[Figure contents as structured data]

------------------------

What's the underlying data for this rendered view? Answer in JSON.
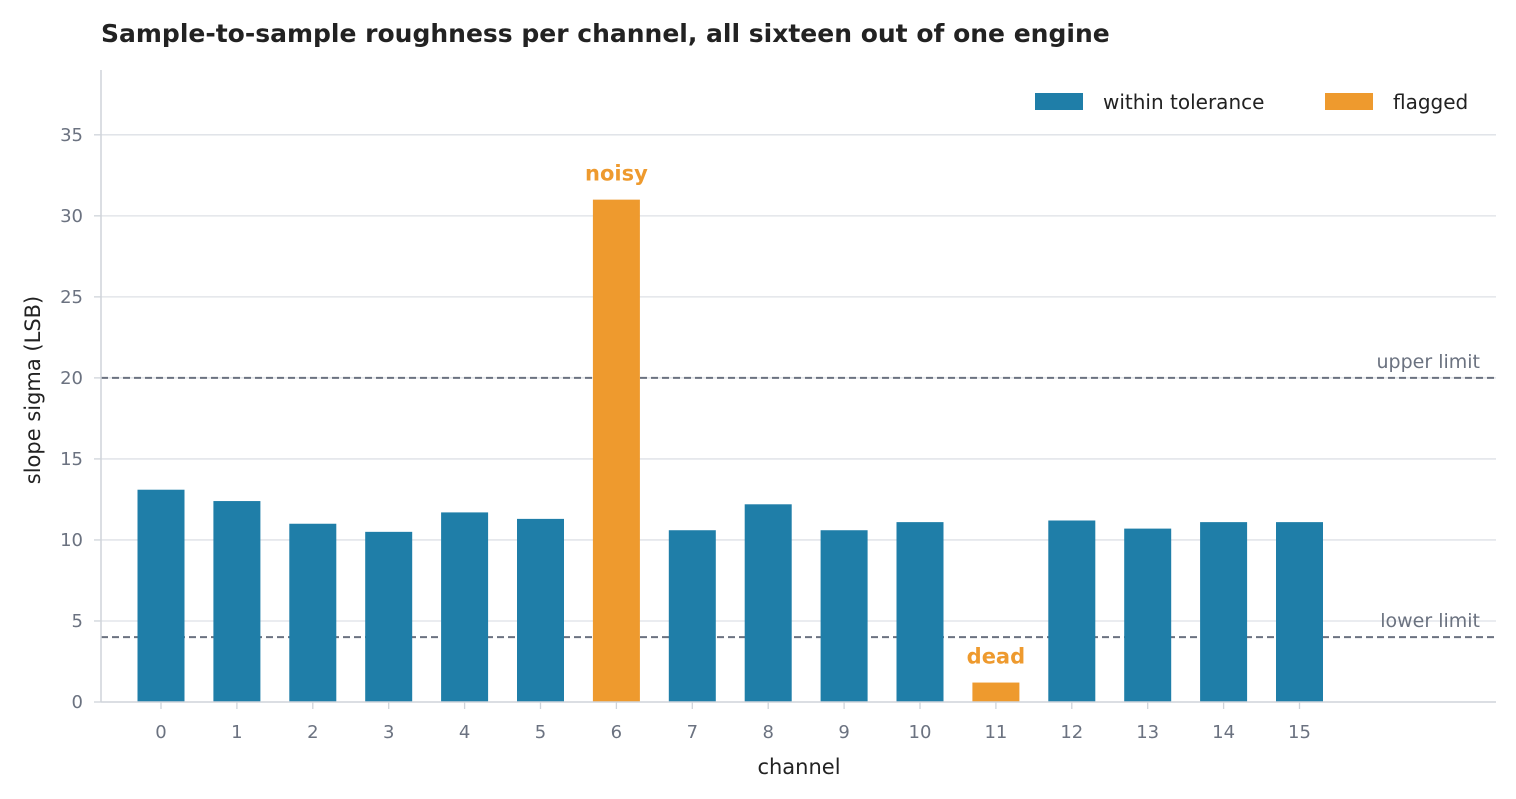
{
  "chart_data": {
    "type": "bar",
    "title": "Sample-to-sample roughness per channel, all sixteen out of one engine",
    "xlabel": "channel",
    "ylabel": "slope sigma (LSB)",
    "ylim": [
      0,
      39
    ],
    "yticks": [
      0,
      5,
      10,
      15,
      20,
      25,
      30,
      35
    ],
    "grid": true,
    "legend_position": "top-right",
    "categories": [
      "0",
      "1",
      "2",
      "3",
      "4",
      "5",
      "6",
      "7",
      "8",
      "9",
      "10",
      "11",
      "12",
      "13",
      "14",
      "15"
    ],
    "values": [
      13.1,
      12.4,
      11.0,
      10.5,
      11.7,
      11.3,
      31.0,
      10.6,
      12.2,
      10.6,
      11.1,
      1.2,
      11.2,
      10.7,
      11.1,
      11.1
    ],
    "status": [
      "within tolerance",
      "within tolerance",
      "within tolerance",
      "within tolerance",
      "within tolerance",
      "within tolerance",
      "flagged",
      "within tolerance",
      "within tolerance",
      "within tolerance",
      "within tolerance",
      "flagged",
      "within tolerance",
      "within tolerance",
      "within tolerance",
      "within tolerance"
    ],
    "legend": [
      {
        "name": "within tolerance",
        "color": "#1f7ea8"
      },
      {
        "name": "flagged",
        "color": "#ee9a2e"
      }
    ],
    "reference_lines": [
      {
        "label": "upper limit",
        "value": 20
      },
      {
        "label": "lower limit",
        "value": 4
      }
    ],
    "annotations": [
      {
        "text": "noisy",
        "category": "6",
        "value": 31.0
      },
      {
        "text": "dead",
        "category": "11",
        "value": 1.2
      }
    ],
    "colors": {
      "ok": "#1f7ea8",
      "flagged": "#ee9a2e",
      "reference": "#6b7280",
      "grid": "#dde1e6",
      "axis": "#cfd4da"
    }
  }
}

------------------------

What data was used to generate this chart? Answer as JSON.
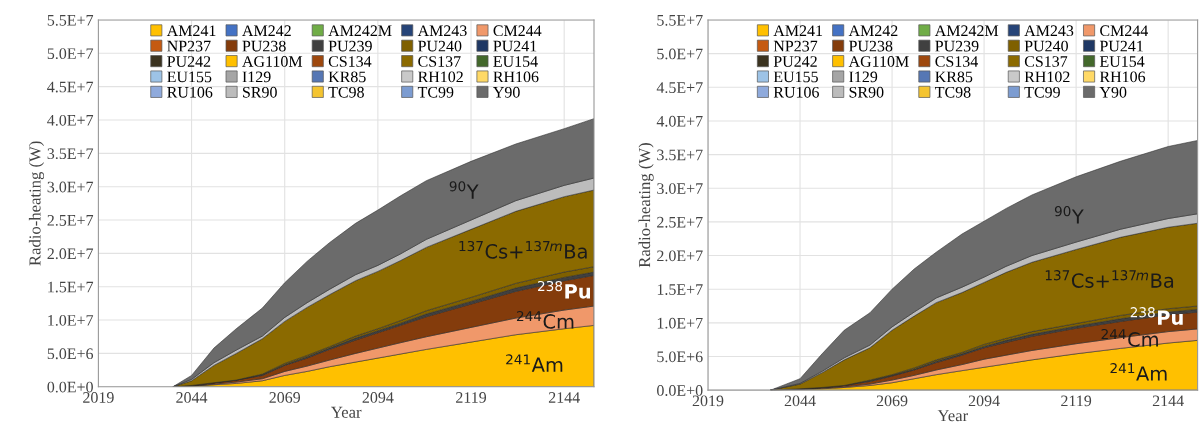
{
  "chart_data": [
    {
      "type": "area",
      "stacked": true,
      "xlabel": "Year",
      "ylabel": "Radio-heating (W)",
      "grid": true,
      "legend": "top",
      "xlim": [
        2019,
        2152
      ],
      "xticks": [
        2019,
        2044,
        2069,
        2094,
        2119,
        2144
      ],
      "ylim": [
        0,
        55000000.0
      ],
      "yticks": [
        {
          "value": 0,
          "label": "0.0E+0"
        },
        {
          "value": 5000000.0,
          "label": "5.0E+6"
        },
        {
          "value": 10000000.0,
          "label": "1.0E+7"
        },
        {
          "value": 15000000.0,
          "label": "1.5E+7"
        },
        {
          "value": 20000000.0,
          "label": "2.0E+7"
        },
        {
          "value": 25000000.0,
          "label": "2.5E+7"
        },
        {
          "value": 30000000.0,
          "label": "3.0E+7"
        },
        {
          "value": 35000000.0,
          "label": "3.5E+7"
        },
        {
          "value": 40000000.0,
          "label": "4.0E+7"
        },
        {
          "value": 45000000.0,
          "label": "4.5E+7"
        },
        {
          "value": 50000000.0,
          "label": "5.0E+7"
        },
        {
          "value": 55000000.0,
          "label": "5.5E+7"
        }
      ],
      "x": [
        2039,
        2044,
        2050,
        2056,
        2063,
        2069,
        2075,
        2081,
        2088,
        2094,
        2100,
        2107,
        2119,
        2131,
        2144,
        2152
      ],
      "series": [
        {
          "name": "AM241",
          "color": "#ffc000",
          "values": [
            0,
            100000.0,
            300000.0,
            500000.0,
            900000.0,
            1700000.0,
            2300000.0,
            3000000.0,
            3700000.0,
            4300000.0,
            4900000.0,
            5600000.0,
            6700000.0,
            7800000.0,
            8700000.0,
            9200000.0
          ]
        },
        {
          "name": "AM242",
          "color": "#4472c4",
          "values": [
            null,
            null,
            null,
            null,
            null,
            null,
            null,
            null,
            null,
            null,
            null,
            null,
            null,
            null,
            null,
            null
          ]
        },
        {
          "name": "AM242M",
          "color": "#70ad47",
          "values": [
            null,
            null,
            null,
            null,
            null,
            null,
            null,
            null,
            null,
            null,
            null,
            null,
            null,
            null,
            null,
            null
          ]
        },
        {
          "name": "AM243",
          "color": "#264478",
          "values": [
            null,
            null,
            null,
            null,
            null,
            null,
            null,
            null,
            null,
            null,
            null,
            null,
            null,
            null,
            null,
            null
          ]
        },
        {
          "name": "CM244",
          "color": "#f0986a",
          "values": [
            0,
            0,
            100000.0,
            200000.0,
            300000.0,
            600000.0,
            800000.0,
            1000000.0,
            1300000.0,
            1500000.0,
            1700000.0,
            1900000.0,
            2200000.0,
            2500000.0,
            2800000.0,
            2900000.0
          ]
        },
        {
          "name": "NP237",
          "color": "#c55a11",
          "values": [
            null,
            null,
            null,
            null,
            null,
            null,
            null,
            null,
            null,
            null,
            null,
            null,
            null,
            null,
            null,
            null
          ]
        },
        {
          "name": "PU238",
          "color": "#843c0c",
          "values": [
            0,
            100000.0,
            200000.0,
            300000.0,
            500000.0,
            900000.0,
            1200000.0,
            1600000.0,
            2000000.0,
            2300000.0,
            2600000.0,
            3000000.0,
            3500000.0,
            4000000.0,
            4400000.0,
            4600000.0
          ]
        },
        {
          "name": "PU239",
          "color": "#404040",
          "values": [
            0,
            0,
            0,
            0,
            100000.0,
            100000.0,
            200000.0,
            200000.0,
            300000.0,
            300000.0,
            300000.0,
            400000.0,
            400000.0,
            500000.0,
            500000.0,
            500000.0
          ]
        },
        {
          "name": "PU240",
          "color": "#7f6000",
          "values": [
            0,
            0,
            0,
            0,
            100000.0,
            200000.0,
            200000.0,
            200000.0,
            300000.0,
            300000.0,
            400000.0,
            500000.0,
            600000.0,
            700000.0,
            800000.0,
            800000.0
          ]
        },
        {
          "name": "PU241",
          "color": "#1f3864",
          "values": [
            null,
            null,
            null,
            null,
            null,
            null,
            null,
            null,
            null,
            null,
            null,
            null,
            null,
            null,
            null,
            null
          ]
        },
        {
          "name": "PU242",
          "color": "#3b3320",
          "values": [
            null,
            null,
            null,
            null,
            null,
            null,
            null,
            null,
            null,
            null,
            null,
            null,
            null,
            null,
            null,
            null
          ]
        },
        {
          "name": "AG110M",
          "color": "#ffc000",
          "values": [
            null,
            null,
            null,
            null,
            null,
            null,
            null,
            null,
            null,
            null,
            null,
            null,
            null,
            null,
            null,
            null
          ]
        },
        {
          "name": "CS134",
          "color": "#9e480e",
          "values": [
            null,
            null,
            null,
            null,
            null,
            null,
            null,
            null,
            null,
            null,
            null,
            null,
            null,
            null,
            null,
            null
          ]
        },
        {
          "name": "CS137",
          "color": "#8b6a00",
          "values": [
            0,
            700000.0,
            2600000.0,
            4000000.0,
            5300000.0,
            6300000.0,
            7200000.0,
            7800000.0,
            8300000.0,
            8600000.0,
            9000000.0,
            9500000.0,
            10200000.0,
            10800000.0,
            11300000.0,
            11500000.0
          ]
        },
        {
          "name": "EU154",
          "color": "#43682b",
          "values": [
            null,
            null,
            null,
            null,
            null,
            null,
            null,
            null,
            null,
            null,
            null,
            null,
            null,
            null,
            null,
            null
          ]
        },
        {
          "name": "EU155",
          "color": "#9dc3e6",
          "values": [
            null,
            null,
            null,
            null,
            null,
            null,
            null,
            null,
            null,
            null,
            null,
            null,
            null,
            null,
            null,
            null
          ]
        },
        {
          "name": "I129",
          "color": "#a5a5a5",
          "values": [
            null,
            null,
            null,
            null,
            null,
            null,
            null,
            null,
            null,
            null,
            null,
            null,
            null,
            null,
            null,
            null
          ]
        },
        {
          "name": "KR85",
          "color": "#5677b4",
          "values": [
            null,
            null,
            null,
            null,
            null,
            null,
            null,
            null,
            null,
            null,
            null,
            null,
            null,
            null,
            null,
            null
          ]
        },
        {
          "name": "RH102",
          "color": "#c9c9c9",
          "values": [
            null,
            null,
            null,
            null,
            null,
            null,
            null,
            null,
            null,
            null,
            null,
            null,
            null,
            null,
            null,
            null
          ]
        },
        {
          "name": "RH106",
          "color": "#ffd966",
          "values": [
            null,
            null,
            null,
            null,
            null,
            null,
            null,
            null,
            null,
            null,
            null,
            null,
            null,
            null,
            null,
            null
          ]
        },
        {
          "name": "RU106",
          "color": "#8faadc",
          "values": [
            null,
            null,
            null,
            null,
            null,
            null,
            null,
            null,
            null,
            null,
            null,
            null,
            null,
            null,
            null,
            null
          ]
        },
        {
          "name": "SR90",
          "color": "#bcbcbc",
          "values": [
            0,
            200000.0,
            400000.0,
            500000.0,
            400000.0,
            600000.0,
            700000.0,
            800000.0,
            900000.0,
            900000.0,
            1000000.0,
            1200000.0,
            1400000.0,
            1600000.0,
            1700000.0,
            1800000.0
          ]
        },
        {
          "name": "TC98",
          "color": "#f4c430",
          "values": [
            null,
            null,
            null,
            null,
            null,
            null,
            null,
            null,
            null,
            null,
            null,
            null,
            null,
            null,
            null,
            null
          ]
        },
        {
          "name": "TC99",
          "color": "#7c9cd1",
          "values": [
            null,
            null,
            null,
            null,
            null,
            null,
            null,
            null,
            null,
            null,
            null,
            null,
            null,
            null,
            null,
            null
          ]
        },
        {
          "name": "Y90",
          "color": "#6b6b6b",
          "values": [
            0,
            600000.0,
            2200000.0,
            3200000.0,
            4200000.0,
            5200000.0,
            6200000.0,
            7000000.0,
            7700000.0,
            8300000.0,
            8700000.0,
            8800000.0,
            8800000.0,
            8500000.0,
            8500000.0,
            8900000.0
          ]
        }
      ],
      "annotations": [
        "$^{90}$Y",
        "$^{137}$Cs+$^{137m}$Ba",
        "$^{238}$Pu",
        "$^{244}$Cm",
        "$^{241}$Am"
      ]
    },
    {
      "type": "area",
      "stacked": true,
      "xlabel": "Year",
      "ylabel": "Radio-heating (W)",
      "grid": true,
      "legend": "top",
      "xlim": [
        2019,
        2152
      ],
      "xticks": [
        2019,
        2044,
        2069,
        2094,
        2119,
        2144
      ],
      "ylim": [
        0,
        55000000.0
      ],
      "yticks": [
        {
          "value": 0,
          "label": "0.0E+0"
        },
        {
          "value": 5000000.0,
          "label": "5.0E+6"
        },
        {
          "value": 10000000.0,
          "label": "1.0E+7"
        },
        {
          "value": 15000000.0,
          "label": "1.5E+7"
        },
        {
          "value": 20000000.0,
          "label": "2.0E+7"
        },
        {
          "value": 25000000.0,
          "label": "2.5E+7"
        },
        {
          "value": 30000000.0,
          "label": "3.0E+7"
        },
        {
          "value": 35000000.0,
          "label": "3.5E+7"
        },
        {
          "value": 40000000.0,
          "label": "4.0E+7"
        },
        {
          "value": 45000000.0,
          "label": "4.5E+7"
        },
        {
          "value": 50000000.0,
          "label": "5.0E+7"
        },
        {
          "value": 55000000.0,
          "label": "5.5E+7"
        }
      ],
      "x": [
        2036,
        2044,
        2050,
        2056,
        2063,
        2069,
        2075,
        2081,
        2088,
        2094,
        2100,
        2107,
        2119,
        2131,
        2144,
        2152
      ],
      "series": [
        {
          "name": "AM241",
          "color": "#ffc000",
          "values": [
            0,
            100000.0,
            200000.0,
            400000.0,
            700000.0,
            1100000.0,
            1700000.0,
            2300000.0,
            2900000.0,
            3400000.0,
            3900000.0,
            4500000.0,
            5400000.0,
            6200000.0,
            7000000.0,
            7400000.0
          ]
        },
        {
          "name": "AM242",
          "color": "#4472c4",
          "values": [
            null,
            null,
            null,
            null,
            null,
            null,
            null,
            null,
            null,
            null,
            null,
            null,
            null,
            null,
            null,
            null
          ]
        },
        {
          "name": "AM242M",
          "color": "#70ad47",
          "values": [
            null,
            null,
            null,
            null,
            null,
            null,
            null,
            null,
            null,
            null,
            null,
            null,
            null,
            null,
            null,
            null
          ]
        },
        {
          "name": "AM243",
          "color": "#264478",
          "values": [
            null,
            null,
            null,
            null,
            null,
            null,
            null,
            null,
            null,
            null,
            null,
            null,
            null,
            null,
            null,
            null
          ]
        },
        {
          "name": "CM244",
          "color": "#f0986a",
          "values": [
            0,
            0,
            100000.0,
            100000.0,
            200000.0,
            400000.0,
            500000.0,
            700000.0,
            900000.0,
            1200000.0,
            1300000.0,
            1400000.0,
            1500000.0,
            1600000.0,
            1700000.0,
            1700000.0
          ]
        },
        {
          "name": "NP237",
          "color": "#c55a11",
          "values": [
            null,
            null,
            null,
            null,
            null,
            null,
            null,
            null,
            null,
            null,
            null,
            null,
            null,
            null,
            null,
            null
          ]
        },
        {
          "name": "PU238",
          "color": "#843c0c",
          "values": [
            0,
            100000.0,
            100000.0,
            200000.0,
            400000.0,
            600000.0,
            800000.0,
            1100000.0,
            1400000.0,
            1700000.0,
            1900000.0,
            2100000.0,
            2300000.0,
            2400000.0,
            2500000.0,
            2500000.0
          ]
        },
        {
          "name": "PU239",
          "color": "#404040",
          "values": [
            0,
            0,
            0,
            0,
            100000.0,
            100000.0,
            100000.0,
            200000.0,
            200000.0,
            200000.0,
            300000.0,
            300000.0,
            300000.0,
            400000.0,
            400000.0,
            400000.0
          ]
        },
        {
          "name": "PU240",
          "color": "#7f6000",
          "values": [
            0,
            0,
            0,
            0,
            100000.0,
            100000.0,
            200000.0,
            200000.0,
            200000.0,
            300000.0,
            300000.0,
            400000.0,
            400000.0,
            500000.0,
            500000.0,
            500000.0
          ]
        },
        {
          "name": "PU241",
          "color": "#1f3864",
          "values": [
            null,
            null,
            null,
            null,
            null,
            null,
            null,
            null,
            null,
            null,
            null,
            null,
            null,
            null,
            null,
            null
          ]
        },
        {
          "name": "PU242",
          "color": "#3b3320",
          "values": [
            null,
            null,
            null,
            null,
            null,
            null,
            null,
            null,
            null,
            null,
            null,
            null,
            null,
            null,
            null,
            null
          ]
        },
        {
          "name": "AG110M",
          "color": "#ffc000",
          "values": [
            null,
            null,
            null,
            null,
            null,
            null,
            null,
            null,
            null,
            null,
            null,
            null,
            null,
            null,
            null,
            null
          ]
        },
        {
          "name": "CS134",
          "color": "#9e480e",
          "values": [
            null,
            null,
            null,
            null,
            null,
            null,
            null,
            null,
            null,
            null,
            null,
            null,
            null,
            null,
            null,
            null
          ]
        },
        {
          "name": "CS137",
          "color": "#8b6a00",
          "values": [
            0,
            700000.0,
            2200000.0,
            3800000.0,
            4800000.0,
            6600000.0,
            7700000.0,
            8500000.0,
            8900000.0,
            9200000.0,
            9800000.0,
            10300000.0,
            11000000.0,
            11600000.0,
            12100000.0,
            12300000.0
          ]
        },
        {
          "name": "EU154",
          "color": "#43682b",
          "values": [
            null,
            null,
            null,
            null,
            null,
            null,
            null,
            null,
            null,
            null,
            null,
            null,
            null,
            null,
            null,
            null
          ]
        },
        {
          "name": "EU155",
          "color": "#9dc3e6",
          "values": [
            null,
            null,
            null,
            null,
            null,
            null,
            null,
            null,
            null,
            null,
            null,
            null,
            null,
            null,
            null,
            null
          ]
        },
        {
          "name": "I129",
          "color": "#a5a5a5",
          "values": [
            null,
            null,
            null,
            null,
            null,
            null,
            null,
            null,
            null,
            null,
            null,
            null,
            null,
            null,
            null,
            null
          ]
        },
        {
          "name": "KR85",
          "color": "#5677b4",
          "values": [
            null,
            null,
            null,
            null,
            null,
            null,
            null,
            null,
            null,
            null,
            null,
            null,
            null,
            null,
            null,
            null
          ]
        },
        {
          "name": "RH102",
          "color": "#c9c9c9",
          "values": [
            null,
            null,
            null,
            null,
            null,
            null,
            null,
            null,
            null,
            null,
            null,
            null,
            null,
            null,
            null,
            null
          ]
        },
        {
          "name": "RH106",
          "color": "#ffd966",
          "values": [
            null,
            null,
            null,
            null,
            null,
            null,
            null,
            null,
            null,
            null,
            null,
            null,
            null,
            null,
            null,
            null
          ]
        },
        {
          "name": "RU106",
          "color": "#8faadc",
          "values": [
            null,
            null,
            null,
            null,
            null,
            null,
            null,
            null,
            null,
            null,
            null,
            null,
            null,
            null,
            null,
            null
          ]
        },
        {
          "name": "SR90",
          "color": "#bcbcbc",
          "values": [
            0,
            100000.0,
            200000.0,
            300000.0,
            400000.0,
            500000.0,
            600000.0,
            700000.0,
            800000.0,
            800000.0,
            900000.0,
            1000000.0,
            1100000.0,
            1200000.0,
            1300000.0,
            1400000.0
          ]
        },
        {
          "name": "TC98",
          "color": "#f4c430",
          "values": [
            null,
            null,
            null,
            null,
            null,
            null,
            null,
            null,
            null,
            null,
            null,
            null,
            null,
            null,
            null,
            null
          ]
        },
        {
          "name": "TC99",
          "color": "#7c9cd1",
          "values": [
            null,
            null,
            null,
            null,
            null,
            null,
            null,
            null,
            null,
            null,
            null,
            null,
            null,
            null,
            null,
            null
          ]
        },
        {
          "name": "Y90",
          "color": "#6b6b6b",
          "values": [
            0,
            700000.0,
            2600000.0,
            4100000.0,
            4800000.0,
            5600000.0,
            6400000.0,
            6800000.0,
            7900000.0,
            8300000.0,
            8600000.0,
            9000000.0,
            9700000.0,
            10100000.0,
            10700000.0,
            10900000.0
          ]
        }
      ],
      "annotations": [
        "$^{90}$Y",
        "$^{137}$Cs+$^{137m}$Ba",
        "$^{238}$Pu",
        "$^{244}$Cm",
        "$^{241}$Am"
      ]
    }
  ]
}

------------------------

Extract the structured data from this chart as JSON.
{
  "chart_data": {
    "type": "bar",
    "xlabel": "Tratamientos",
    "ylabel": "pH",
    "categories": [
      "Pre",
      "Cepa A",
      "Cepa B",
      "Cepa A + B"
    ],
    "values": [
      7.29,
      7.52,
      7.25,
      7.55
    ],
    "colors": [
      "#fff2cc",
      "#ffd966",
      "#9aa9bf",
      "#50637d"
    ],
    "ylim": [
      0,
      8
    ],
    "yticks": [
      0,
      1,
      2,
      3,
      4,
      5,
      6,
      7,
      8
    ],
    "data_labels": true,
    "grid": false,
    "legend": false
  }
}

------------------------

Among the entries above, identify all lines with "xlabel" and copy them.

(Reply to the task):
    "xlabel": "channel",
      "xlabel": "Year",
      "xlabel": "Year",
    "xlabel": "Tratamientos",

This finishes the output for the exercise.